Required task -
Locate the lines that hold the string "content". Copy every such line.

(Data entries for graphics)

┌────────

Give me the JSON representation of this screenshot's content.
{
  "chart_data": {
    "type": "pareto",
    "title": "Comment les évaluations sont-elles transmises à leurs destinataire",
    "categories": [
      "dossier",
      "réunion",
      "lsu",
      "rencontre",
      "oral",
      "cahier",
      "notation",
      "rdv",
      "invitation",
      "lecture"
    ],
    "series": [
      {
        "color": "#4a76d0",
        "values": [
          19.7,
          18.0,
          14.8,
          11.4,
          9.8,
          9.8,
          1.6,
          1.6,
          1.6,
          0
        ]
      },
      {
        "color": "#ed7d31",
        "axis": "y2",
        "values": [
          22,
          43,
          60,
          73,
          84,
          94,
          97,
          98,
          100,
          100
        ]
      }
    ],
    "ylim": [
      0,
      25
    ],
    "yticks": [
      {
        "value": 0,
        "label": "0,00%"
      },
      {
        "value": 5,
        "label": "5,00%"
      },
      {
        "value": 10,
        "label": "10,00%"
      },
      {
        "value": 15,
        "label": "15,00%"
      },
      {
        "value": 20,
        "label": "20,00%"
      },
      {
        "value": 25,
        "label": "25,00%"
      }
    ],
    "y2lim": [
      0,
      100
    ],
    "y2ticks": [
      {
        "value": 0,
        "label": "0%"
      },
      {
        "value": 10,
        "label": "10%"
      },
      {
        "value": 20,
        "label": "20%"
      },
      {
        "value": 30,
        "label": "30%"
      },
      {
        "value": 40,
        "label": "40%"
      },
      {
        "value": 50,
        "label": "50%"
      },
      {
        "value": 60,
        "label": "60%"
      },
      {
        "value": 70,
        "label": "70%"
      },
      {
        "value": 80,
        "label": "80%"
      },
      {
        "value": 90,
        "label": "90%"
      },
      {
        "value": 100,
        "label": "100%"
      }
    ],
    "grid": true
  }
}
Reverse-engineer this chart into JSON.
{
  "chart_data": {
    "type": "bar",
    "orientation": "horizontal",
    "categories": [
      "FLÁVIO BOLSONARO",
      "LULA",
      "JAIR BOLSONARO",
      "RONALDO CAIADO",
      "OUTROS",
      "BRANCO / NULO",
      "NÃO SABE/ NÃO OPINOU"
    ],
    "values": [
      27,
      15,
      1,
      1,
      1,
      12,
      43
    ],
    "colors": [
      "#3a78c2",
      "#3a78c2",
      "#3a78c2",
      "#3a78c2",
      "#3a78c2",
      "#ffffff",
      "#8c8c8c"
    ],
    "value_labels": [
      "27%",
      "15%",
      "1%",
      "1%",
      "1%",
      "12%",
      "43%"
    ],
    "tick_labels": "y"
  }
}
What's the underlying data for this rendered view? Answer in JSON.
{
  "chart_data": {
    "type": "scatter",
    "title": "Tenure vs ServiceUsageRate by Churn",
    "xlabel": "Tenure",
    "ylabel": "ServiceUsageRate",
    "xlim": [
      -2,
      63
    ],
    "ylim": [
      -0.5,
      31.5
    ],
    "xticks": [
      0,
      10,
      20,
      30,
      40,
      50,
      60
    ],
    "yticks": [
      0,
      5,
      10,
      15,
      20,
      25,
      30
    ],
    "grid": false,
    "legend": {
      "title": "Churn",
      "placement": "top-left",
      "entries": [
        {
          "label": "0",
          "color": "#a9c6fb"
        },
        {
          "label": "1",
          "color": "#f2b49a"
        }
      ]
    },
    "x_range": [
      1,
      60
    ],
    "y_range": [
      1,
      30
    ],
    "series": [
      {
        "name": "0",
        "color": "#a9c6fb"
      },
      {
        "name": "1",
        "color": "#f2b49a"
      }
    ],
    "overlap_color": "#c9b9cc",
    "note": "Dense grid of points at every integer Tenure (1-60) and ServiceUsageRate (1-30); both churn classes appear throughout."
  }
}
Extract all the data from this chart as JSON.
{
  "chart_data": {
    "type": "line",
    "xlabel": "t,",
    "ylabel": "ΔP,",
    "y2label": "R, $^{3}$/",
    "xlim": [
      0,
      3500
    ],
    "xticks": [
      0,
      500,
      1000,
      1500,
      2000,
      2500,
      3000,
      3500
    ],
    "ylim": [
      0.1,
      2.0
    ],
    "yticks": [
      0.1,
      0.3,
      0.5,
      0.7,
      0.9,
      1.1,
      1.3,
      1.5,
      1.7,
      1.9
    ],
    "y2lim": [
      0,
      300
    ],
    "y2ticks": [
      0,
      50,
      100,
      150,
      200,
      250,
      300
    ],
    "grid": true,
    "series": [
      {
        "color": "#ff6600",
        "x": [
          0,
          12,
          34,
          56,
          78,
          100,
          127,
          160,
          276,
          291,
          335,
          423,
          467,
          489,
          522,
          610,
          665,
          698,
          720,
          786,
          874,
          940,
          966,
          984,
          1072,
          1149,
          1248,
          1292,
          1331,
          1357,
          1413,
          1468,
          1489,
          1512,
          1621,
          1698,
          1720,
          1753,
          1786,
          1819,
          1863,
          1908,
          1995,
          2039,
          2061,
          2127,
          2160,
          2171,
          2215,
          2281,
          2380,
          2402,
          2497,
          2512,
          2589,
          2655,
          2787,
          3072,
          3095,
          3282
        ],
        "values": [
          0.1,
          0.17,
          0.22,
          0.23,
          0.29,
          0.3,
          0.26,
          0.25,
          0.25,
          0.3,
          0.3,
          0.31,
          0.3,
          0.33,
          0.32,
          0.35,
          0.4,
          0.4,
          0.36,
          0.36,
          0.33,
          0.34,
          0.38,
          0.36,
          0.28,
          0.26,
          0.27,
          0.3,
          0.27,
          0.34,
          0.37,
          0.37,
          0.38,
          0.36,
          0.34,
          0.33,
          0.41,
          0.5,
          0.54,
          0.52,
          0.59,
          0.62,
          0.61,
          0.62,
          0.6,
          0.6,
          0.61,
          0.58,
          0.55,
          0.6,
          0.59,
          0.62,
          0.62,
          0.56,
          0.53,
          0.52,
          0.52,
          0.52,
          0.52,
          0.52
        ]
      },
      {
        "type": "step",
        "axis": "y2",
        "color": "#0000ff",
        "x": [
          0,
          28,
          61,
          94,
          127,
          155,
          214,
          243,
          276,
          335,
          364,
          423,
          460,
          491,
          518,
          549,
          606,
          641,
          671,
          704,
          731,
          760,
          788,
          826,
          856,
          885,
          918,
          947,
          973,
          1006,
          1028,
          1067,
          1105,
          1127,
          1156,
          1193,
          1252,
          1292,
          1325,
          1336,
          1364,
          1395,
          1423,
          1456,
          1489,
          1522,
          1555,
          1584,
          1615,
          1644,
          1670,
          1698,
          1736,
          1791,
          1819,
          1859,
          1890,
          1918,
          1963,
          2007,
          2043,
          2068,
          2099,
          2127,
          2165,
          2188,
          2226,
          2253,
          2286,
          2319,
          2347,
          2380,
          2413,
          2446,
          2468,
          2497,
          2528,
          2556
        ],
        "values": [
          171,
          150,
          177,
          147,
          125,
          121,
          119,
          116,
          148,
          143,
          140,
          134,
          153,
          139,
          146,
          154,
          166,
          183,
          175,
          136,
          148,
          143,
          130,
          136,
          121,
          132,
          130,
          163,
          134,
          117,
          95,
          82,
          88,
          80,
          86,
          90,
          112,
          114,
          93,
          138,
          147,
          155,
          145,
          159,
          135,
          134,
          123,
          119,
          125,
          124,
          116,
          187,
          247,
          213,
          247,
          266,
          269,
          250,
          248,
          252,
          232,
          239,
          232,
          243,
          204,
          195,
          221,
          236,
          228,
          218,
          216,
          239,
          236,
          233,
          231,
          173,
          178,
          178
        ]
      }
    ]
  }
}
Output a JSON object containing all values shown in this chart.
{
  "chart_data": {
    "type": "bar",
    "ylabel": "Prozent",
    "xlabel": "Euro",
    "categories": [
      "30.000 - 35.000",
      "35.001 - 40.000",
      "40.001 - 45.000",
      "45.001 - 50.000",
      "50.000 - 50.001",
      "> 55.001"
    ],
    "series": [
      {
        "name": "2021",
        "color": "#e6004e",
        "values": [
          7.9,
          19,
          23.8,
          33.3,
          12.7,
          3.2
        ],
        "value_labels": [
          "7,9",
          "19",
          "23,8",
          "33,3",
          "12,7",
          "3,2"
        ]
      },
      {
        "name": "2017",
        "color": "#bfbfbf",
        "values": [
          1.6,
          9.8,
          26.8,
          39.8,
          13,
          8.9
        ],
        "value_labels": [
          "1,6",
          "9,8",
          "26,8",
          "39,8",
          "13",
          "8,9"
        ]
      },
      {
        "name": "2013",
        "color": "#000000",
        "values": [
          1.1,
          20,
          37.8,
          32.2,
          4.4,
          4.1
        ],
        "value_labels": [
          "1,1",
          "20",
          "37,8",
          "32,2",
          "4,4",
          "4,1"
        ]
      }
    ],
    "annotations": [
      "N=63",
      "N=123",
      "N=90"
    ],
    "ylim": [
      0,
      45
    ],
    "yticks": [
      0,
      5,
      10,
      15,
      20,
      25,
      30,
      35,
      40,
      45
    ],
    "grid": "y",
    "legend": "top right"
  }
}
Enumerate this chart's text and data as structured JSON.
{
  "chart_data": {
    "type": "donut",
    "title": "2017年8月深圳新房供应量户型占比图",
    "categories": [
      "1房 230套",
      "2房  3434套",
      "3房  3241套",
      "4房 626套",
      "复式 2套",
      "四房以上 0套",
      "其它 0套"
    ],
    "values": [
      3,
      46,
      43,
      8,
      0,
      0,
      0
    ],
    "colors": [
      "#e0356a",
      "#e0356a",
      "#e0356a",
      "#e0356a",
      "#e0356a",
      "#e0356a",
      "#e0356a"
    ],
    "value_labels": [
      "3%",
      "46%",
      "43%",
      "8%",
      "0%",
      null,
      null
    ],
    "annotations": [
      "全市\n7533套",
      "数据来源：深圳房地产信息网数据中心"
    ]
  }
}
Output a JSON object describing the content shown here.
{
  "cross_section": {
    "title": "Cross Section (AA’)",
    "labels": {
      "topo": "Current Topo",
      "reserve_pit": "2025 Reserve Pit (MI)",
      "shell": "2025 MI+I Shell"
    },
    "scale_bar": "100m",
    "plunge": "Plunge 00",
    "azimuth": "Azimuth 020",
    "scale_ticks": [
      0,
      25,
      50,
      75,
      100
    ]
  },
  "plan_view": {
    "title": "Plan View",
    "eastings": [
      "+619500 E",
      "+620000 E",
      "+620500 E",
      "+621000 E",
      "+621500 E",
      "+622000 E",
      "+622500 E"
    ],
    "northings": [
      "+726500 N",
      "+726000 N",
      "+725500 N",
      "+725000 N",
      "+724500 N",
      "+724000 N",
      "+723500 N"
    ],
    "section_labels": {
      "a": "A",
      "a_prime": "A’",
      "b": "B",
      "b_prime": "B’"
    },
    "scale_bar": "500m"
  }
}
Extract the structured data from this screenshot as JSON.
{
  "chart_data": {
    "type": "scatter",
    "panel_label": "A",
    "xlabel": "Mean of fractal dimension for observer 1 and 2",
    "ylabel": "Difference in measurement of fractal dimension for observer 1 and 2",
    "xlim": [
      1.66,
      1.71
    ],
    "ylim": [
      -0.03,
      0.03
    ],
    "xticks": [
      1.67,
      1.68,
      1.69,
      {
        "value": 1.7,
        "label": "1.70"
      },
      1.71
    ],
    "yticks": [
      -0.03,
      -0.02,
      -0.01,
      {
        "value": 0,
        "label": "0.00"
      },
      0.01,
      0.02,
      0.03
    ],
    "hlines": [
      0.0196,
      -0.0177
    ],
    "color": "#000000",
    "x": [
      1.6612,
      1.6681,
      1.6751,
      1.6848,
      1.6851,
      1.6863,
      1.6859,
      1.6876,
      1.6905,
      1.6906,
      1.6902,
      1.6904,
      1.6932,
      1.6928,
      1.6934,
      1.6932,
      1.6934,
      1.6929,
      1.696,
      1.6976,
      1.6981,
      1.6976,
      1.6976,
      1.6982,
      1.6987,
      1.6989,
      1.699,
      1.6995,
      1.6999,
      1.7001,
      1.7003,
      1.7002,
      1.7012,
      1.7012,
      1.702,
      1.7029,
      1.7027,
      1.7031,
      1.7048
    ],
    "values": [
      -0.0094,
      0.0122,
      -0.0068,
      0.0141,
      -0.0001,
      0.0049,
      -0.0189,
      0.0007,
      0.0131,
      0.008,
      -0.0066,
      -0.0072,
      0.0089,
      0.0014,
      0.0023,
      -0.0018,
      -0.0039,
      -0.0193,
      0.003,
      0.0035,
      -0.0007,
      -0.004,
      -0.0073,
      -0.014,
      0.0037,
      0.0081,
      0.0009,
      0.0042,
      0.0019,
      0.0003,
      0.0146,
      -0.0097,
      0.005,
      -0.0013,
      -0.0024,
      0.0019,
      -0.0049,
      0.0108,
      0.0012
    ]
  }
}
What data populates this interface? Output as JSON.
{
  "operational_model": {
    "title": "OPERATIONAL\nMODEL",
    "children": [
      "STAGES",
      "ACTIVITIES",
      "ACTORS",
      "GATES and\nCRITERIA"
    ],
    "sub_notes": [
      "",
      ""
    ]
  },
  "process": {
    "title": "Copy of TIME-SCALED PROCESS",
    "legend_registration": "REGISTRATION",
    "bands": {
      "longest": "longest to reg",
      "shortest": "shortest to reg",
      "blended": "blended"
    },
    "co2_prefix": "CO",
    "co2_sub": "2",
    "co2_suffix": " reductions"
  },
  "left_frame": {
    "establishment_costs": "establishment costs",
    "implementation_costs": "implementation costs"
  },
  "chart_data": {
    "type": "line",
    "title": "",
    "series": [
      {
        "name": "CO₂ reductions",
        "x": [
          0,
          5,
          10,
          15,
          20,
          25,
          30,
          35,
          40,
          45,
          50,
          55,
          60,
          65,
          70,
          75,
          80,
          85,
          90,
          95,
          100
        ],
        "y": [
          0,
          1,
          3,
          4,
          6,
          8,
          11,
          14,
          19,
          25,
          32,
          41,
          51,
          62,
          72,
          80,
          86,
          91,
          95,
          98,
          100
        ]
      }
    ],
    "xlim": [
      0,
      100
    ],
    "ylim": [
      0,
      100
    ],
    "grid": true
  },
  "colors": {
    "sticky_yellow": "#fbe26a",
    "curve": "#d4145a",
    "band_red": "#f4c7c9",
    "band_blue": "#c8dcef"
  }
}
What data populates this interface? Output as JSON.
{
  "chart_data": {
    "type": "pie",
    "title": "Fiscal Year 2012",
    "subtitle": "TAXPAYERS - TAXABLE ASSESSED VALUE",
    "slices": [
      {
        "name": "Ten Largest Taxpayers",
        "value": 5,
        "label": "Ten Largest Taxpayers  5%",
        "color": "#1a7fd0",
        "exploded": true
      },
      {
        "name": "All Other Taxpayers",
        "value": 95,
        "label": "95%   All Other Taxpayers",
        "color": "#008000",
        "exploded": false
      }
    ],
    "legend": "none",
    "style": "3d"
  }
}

└────────

Exercise result -
Give me the JSON representation of this screenshot's content.
Output a JSON object describing the content shown here.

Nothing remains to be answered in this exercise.